■ Set exercise
Below are records; print only the lines from the line containing "Serialize everything readable" to the end, both included, reproduced exactly and without the pictures.

■ Material

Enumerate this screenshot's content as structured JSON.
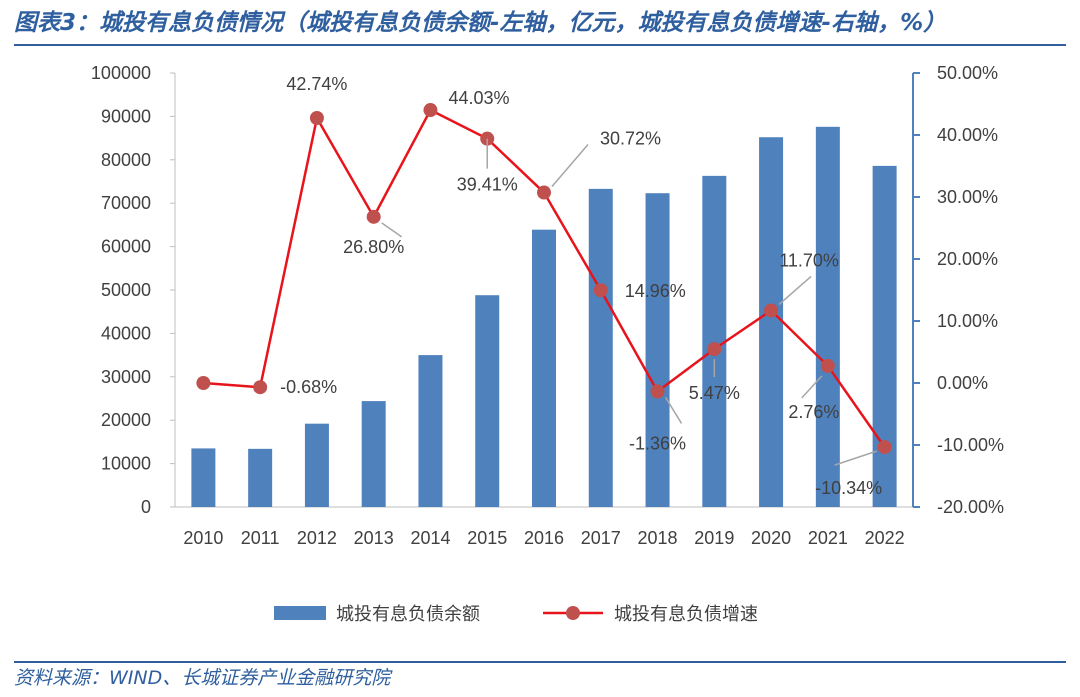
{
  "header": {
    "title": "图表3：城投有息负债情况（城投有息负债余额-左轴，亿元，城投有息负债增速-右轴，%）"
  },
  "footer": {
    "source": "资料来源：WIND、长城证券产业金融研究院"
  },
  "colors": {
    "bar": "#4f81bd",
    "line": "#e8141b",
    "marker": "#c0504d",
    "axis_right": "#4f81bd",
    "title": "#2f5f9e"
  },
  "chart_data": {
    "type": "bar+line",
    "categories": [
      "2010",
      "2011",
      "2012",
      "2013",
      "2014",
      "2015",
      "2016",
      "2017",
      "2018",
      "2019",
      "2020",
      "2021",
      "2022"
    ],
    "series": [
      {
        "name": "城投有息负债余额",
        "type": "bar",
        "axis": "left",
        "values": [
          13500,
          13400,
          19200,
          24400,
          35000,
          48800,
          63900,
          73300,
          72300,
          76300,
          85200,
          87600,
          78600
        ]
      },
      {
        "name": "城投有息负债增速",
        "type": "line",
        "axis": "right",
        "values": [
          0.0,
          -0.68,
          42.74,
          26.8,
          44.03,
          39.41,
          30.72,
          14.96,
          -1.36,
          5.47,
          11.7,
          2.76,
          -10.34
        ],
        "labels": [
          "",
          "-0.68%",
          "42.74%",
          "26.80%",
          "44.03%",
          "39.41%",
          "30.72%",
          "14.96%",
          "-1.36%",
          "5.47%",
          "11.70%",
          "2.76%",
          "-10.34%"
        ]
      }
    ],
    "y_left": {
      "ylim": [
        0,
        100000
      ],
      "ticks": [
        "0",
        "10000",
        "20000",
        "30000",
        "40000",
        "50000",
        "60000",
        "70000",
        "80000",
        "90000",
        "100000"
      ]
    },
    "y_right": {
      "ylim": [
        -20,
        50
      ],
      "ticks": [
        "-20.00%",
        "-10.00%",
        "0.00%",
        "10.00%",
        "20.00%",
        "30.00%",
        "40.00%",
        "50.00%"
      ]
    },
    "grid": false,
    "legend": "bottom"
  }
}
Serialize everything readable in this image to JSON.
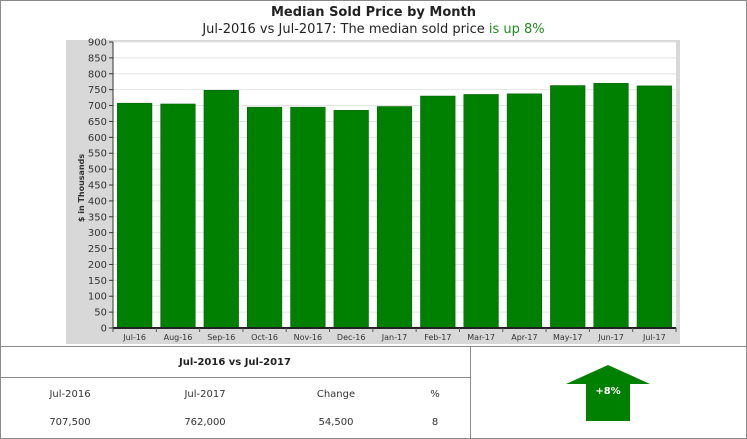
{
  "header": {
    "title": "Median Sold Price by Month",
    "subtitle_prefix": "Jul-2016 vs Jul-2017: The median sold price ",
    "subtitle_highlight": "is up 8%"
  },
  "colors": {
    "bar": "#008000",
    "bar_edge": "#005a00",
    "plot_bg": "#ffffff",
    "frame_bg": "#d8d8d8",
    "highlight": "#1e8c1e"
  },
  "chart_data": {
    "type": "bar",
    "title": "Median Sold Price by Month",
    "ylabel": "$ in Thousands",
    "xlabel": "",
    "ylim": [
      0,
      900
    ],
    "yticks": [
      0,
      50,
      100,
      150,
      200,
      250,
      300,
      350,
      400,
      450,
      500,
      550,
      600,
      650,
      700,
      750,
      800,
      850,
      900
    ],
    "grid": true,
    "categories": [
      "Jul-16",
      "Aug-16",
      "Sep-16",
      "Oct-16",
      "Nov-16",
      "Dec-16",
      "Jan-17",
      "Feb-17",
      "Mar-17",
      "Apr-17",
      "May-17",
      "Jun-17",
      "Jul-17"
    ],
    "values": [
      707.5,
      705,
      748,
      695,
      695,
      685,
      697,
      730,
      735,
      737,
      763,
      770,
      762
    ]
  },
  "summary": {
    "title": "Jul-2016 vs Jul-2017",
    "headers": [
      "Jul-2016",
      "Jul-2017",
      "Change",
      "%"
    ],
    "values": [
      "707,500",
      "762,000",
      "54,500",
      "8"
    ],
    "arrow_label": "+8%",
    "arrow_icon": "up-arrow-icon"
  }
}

■ Final answer
Serialize everything readable in this image to JSON.
{
  "header": {
    "title": "Median Sold Price by Month",
    "subtitle_prefix": "Jul-2016 vs Jul-2017: The median sold price ",
    "subtitle_highlight": "is up 8%"
  },
  "colors": {
    "bar": "#008000",
    "bar_edge": "#005a00",
    "plot_bg": "#ffffff",
    "frame_bg": "#d8d8d8",
    "highlight": "#1e8c1e"
  },
  "chart_data": {
    "type": "bar",
    "title": "Median Sold Price by Month",
    "ylabel": "$ in Thousands",
    "xlabel": "",
    "ylim": [
      0,
      900
    ],
    "yticks": [
      0,
      50,
      100,
      150,
      200,
      250,
      300,
      350,
      400,
      450,
      500,
      550,
      600,
      650,
      700,
      750,
      800,
      850,
      900
    ],
    "grid": true,
    "categories": [
      "Jul-16",
      "Aug-16",
      "Sep-16",
      "Oct-16",
      "Nov-16",
      "Dec-16",
      "Jan-17",
      "Feb-17",
      "Mar-17",
      "Apr-17",
      "May-17",
      "Jun-17",
      "Jul-17"
    ],
    "values": [
      707.5,
      705,
      748,
      695,
      695,
      685,
      697,
      730,
      735,
      737,
      763,
      770,
      762
    ]
  },
  "summary": {
    "title": "Jul-2016 vs Jul-2017",
    "headers": [
      "Jul-2016",
      "Jul-2017",
      "Change",
      "%"
    ],
    "values": [
      "707,500",
      "762,000",
      "54,500",
      "8"
    ],
    "arrow_label": "+8%",
    "arrow_icon": "up-arrow-icon"
  }
}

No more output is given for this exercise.